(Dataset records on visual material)
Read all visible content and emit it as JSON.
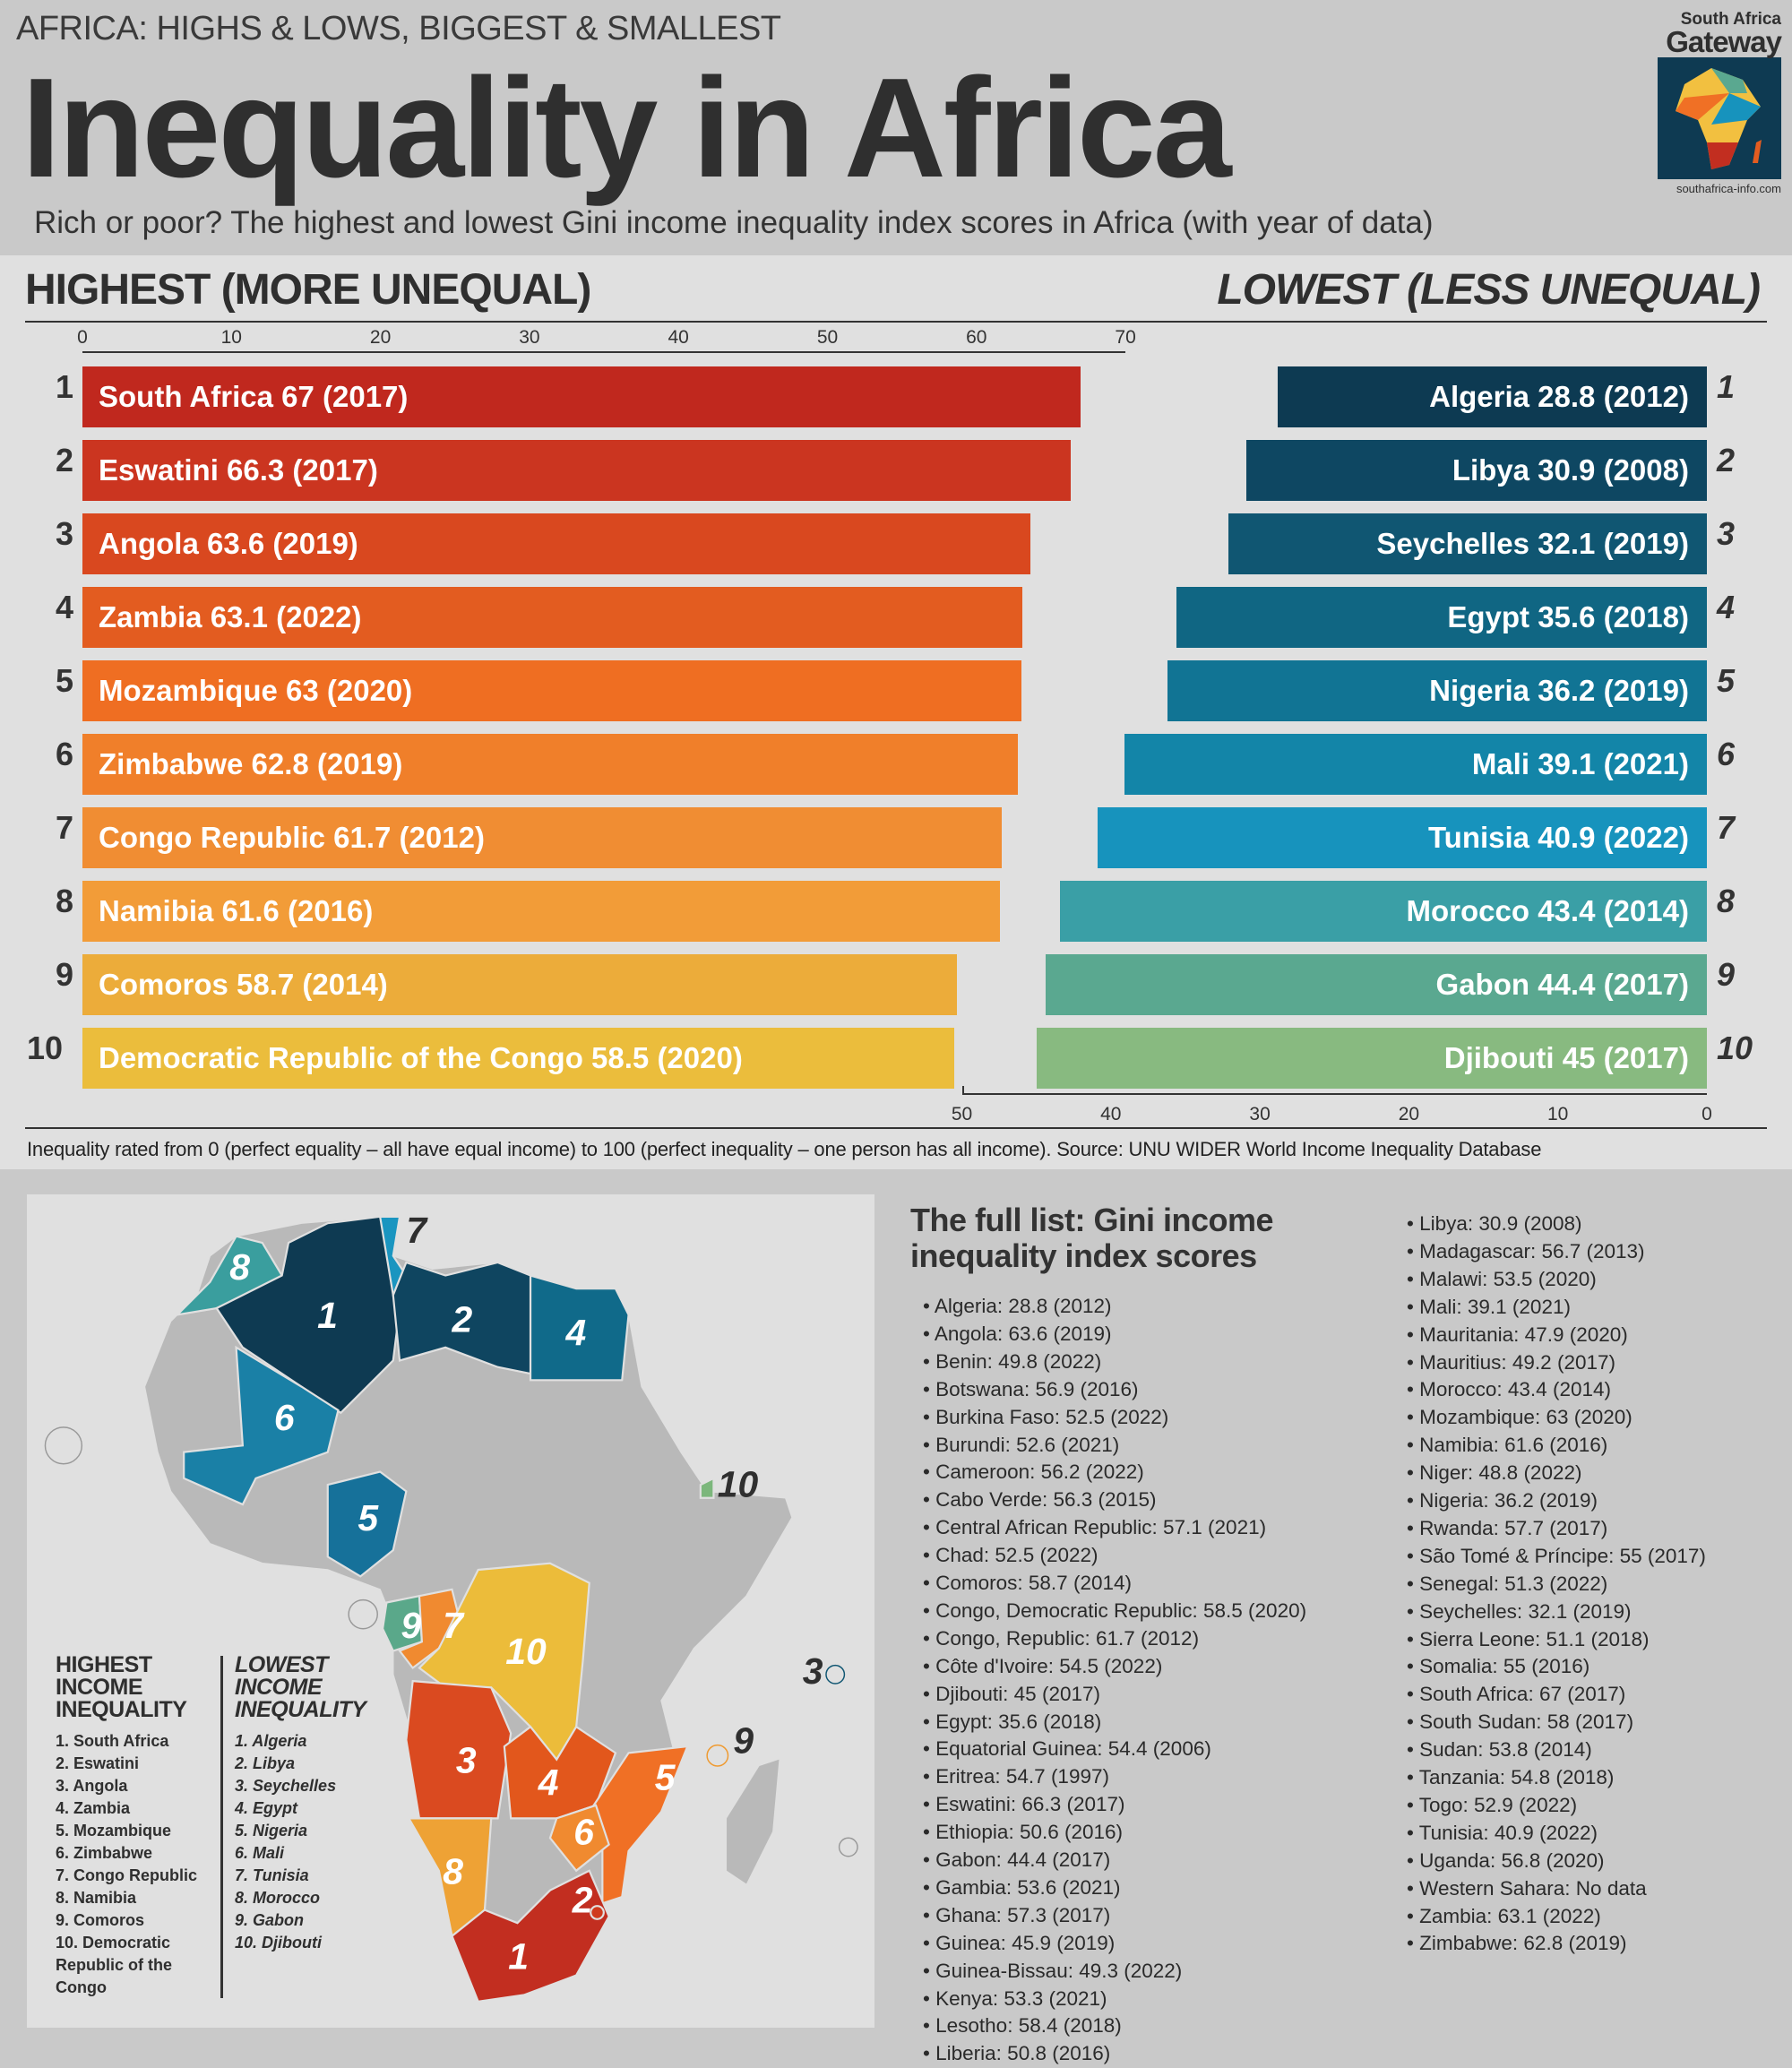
{
  "header": {
    "kicker": "AFRICA: HIGHS & LOWS, BIGGEST & SMALLEST",
    "title": "Inequality in Africa",
    "subtitle": "Rich or poor? The highest and lowest Gini income inequality index scores in Africa (with year of data)",
    "logo": {
      "line1": "South Africa",
      "line2": "Gateway",
      "url": "southafrica-info.com"
    }
  },
  "chart_data": [
    {
      "type": "bar",
      "title": "HIGHEST (MORE UNEQUAL)",
      "orientation": "horizontal",
      "xlim": [
        0,
        70
      ],
      "ticks": [
        "0",
        "10",
        "20",
        "30",
        "40",
        "50",
        "60",
        "70"
      ],
      "colors": [
        "#c0281e",
        "#cb3520",
        "#d9481f",
        "#e35c20",
        "#ef6e22",
        "#f07f2a",
        "#f08d33",
        "#f29c38",
        "#ecac3a",
        "#ebbd3c"
      ],
      "bars": [
        {
          "rank": "1",
          "name": "South Africa",
          "value": 67,
          "year": "2017"
        },
        {
          "rank": "2",
          "name": "Eswatini",
          "value": 66.3,
          "year": "2017"
        },
        {
          "rank": "3",
          "name": "Angola",
          "value": 63.6,
          "year": "2019"
        },
        {
          "rank": "4",
          "name": "Zambia",
          "value": 63.1,
          "year": "2022"
        },
        {
          "rank": "5",
          "name": "Mozambique",
          "value": 63,
          "year": "2020"
        },
        {
          "rank": "6",
          "name": "Zimbabwe",
          "value": 62.8,
          "year": "2019"
        },
        {
          "rank": "7",
          "name": "Congo Republic",
          "value": 61.7,
          "year": "2012"
        },
        {
          "rank": "8",
          "name": "Namibia",
          "value": 61.6,
          "year": "2016"
        },
        {
          "rank": "9",
          "name": "Comoros",
          "value": 58.7,
          "year": "2014"
        },
        {
          "rank": "10",
          "name": "Democratic Republic of the Congo",
          "value": 58.5,
          "year": "2020"
        }
      ]
    },
    {
      "type": "bar",
      "title": "LOWEST (LESS UNEQUAL)",
      "orientation": "horizontal",
      "direction": "reversed",
      "xlim": [
        0,
        50
      ],
      "ticks": [
        "50",
        "40",
        "30",
        "20",
        "10",
        "0"
      ],
      "colors": [
        "#0d3a52",
        "#0e4762",
        "#105672",
        "#106683",
        "#117494",
        "#1385a8",
        "#1793bd",
        "#3a9fa6",
        "#5aa890",
        "#88ba80"
      ],
      "bars": [
        {
          "rank": "1",
          "name": "Algeria",
          "value": 28.8,
          "year": "2012"
        },
        {
          "rank": "2",
          "name": "Libya",
          "value": 30.9,
          "year": "2008"
        },
        {
          "rank": "3",
          "name": "Seychelles",
          "value": 32.1,
          "year": "2019"
        },
        {
          "rank": "4",
          "name": "Egypt",
          "value": 35.6,
          "year": "2018"
        },
        {
          "rank": "5",
          "name": "Nigeria",
          "value": 36.2,
          "year": "2019"
        },
        {
          "rank": "6",
          "name": "Mali",
          "value": 39.1,
          "year": "2021"
        },
        {
          "rank": "7",
          "name": "Tunisia",
          "value": 40.9,
          "year": "2022"
        },
        {
          "rank": "8",
          "name": "Morocco",
          "value": 43.4,
          "year": "2014"
        },
        {
          "rank": "9",
          "name": "Gabon",
          "value": 44.4,
          "year": "2017"
        },
        {
          "rank": "10",
          "name": "Djibouti",
          "value": 45,
          "year": "2017"
        }
      ]
    }
  ],
  "footnote": "Inequality rated from 0 (perfect equality – all have equal income) to 100 (perfect inequality – one person has all income). Source: UNU WIDER World Income Inequality Database",
  "map": {
    "legend_high": {
      "title": "HIGHEST INCOME INEQUALITY",
      "items": [
        "1. South Africa",
        "2. Eswatini",
        "3. Angola",
        "4. Zambia",
        "5. Mozambique",
        "6. Zimbabwe",
        "7. Congo Republic",
        "8. Namibia",
        "9. Comoros",
        "10. Democratic Republic of the Congo"
      ]
    },
    "legend_low": {
      "title": "LOWEST INCOME INEQUALITY",
      "items": [
        "1. Algeria",
        "2. Libya",
        "3. Seychelles",
        "4. Egypt",
        "5. Nigeria",
        "6. Mali",
        "7. Tunisia",
        "8. Morocco",
        "9. Gabon",
        "10. Djibouti"
      ]
    },
    "labels": {
      "algeria": "1",
      "libya": "2",
      "seychelles": "3",
      "egypt": "4",
      "nigeria": "5",
      "mali": "6",
      "tunisia": "7",
      "morocco": "8",
      "gabon": "9",
      "djibouti": "10",
      "south_africa": "1",
      "eswatini": "2",
      "angola": "3",
      "zambia": "4",
      "mozambique": "5",
      "zimbabwe": "6",
      "congo_rep": "7",
      "namibia": "8",
      "comoros": "9",
      "drc": "10"
    }
  },
  "full_list": {
    "title": "The full list: Gini income inequality index scores",
    "items": [
      "Algeria: 28.8 (2012)",
      "Angola: 63.6 (2019)",
      "Benin: 49.8 (2022)",
      "Botswana: 56.9 (2016)",
      "Burkina Faso: 52.5 (2022)",
      "Burundi: 52.6 (2021)",
      "Cameroon: 56.2 (2022)",
      "Cabo Verde: 56.3 (2015)",
      "Central African Republic: 57.1 (2021)",
      "Chad: 52.5 (2022)",
      "Comoros: 58.7 (2014)",
      "Congo, Democratic Republic: 58.5 (2020)",
      "Congo, Republic: 61.7 (2012)",
      "Côte d'Ivoire: 54.5 (2022)",
      "Djibouti: 45 (2017)",
      "Egypt: 35.6 (2018)",
      "Equatorial Guinea: 54.4 (2006)",
      "Eritrea: 54.7 (1997)",
      "Eswatini: 66.3 (2017)",
      "Ethiopia: 50.6 (2016)",
      "Gabon: 44.4 (2017)",
      "Gambia: 53.6 (2021)",
      "Ghana: 57.3 (2017)",
      "Guinea: 45.9 (2019)",
      "Guinea-Bissau: 49.3 (2022)",
      "Kenya: 53.3 (2021)",
      "Lesotho: 58.4 (2018)",
      "Liberia: 50.8 (2016)",
      "Libya: 30.9 (2008)",
      "Madagascar: 56.7 (2013)",
      "Malawi: 53.5 (2020)",
      "Mali: 39.1 (2021)",
      "Mauritania: 47.9 (2020)",
      "Mauritius: 49.2 (2017)",
      "Morocco: 43.4 (2014)",
      "Mozambique: 63 (2020)",
      "Namibia: 61.6 (2016)",
      "Niger: 48.8 (2022)",
      "Nigeria: 36.2 (2019)",
      "Rwanda: 57.7 (2017)",
      "São Tomé & Príncipe: 55 (2017)",
      "Senegal: 51.3 (2022)",
      "Seychelles: 32.1 (2019)",
      "Sierra Leone: 51.1 (2018)",
      "Somalia: 55 (2016)",
      "South Africa: 67 (2017)",
      "South Sudan: 58 (2017)",
      "Sudan: 53.8 (2014)",
      "Tanzania: 54.8 (2018)",
      "Togo: 52.9 (2022)",
      "Tunisia: 40.9 (2022)",
      "Uganda: 56.8 (2020)",
      "Western Sahara: No data",
      "Zambia: 63.1 (2022)",
      "Zimbabwe: 62.8 (2019)"
    ]
  }
}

▸ **TASK**: Give back all entries exactly. No pictures belong in the copy.

▸ **EXERCISE SOLUTION**:
Read all visible content and emit it as JSON.
{
  "header": {
    "kicker": "AFRICA: HIGHS & LOWS, BIGGEST & SMALLEST",
    "title": "Inequality in Africa",
    "subtitle": "Rich or poor? The highest and lowest Gini income inequality index scores in Africa (with year of data)",
    "logo": {
      "line1": "South Africa",
      "line2": "Gateway",
      "url": "southafrica-info.com"
    }
  },
  "chart_data": [
    {
      "type": "bar",
      "title": "HIGHEST (MORE UNEQUAL)",
      "orientation": "horizontal",
      "xlim": [
        0,
        70
      ],
      "ticks": [
        "0",
        "10",
        "20",
        "30",
        "40",
        "50",
        "60",
        "70"
      ],
      "colors": [
        "#c0281e",
        "#cb3520",
        "#d9481f",
        "#e35c20",
        "#ef6e22",
        "#f07f2a",
        "#f08d33",
        "#f29c38",
        "#ecac3a",
        "#ebbd3c"
      ],
      "bars": [
        {
          "rank": "1",
          "name": "South Africa",
          "value": 67,
          "year": "2017"
        },
        {
          "rank": "2",
          "name": "Eswatini",
          "value": 66.3,
          "year": "2017"
        },
        {
          "rank": "3",
          "name": "Angola",
          "value": 63.6,
          "year": "2019"
        },
        {
          "rank": "4",
          "name": "Zambia",
          "value": 63.1,
          "year": "2022"
        },
        {
          "rank": "5",
          "name": "Mozambique",
          "value": 63,
          "year": "2020"
        },
        {
          "rank": "6",
          "name": "Zimbabwe",
          "value": 62.8,
          "year": "2019"
        },
        {
          "rank": "7",
          "name": "Congo Republic",
          "value": 61.7,
          "year": "2012"
        },
        {
          "rank": "8",
          "name": "Namibia",
          "value": 61.6,
          "year": "2016"
        },
        {
          "rank": "9",
          "name": "Comoros",
          "value": 58.7,
          "year": "2014"
        },
        {
          "rank": "10",
          "name": "Democratic Republic of the Congo",
          "value": 58.5,
          "year": "2020"
        }
      ]
    },
    {
      "type": "bar",
      "title": "LOWEST (LESS UNEQUAL)",
      "orientation": "horizontal",
      "direction": "reversed",
      "xlim": [
        0,
        50
      ],
      "ticks": [
        "50",
        "40",
        "30",
        "20",
        "10",
        "0"
      ],
      "colors": [
        "#0d3a52",
        "#0e4762",
        "#105672",
        "#106683",
        "#117494",
        "#1385a8",
        "#1793bd",
        "#3a9fa6",
        "#5aa890",
        "#88ba80"
      ],
      "bars": [
        {
          "rank": "1",
          "name": "Algeria",
          "value": 28.8,
          "year": "2012"
        },
        {
          "rank": "2",
          "name": "Libya",
          "value": 30.9,
          "year": "2008"
        },
        {
          "rank": "3",
          "name": "Seychelles",
          "value": 32.1,
          "year": "2019"
        },
        {
          "rank": "4",
          "name": "Egypt",
          "value": 35.6,
          "year": "2018"
        },
        {
          "rank": "5",
          "name": "Nigeria",
          "value": 36.2,
          "year": "2019"
        },
        {
          "rank": "6",
          "name": "Mali",
          "value": 39.1,
          "year": "2021"
        },
        {
          "rank": "7",
          "name": "Tunisia",
          "value": 40.9,
          "year": "2022"
        },
        {
          "rank": "8",
          "name": "Morocco",
          "value": 43.4,
          "year": "2014"
        },
        {
          "rank": "9",
          "name": "Gabon",
          "value": 44.4,
          "year": "2017"
        },
        {
          "rank": "10",
          "name": "Djibouti",
          "value": 45,
          "year": "2017"
        }
      ]
    }
  ],
  "footnote": "Inequality rated from 0 (perfect equality – all have equal income) to 100 (perfect inequality – one person has all income). Source: UNU WIDER World Income Inequality Database",
  "map": {
    "legend_high": {
      "title": "HIGHEST INCOME INEQUALITY",
      "items": [
        "1. South Africa",
        "2. Eswatini",
        "3. Angola",
        "4. Zambia",
        "5. Mozambique",
        "6. Zimbabwe",
        "7. Congo Republic",
        "8. Namibia",
        "9. Comoros",
        "10. Democratic Republic of the Congo"
      ]
    },
    "legend_low": {
      "title": "LOWEST INCOME INEQUALITY",
      "items": [
        "1. Algeria",
        "2. Libya",
        "3. Seychelles",
        "4. Egypt",
        "5. Nigeria",
        "6. Mali",
        "7. Tunisia",
        "8. Morocco",
        "9. Gabon",
        "10. Djibouti"
      ]
    },
    "labels": {
      "algeria": "1",
      "libya": "2",
      "seychelles": "3",
      "egypt": "4",
      "nigeria": "5",
      "mali": "6",
      "tunisia": "7",
      "morocco": "8",
      "gabon": "9",
      "djibouti": "10",
      "south_africa": "1",
      "eswatini": "2",
      "angola": "3",
      "zambia": "4",
      "mozambique": "5",
      "zimbabwe": "6",
      "congo_rep": "7",
      "namibia": "8",
      "comoros": "9",
      "drc": "10"
    }
  },
  "full_list": {
    "title": "The full list: Gini income inequality index scores",
    "items": [
      "Algeria: 28.8 (2012)",
      "Angola: 63.6 (2019)",
      "Benin: 49.8 (2022)",
      "Botswana: 56.9 (2016)",
      "Burkina Faso: 52.5 (2022)",
      "Burundi: 52.6 (2021)",
      "Cameroon: 56.2 (2022)",
      "Cabo Verde: 56.3 (2015)",
      "Central African Republic: 57.1 (2021)",
      "Chad: 52.5 (2022)",
      "Comoros: 58.7 (2014)",
      "Congo, Democratic Republic: 58.5 (2020)",
      "Congo, Republic: 61.7 (2012)",
      "Côte d'Ivoire: 54.5 (2022)",
      "Djibouti: 45 (2017)",
      "Egypt: 35.6 (2018)",
      "Equatorial Guinea: 54.4 (2006)",
      "Eritrea: 54.7 (1997)",
      "Eswatini: 66.3 (2017)",
      "Ethiopia: 50.6 (2016)",
      "Gabon: 44.4 (2017)",
      "Gambia: 53.6 (2021)",
      "Ghana: 57.3 (2017)",
      "Guinea: 45.9 (2019)",
      "Guinea-Bissau: 49.3 (2022)",
      "Kenya: 53.3 (2021)",
      "Lesotho: 58.4 (2018)",
      "Liberia: 50.8 (2016)",
      "Libya: 30.9 (2008)",
      "Madagascar: 56.7 (2013)",
      "Malawi: 53.5 (2020)",
      "Mali: 39.1 (2021)",
      "Mauritania: 47.9 (2020)",
      "Mauritius: 49.2 (2017)",
      "Morocco: 43.4 (2014)",
      "Mozambique: 63 (2020)",
      "Namibia: 61.6 (2016)",
      "Niger: 48.8 (2022)",
      "Nigeria: 36.2 (2019)",
      "Rwanda: 57.7 (2017)",
      "São Tomé & Príncipe: 55 (2017)",
      "Senegal: 51.3 (2022)",
      "Seychelles: 32.1 (2019)",
      "Sierra Leone: 51.1 (2018)",
      "Somalia: 55 (2016)",
      "South Africa: 67 (2017)",
      "South Sudan: 58 (2017)",
      "Sudan: 53.8 (2014)",
      "Tanzania: 54.8 (2018)",
      "Togo: 52.9 (2022)",
      "Tunisia: 40.9 (2022)",
      "Uganda: 56.8 (2020)",
      "Western Sahara: No data",
      "Zambia: 63.1 (2022)",
      "Zimbabwe: 62.8 (2019)"
    ]
  }
}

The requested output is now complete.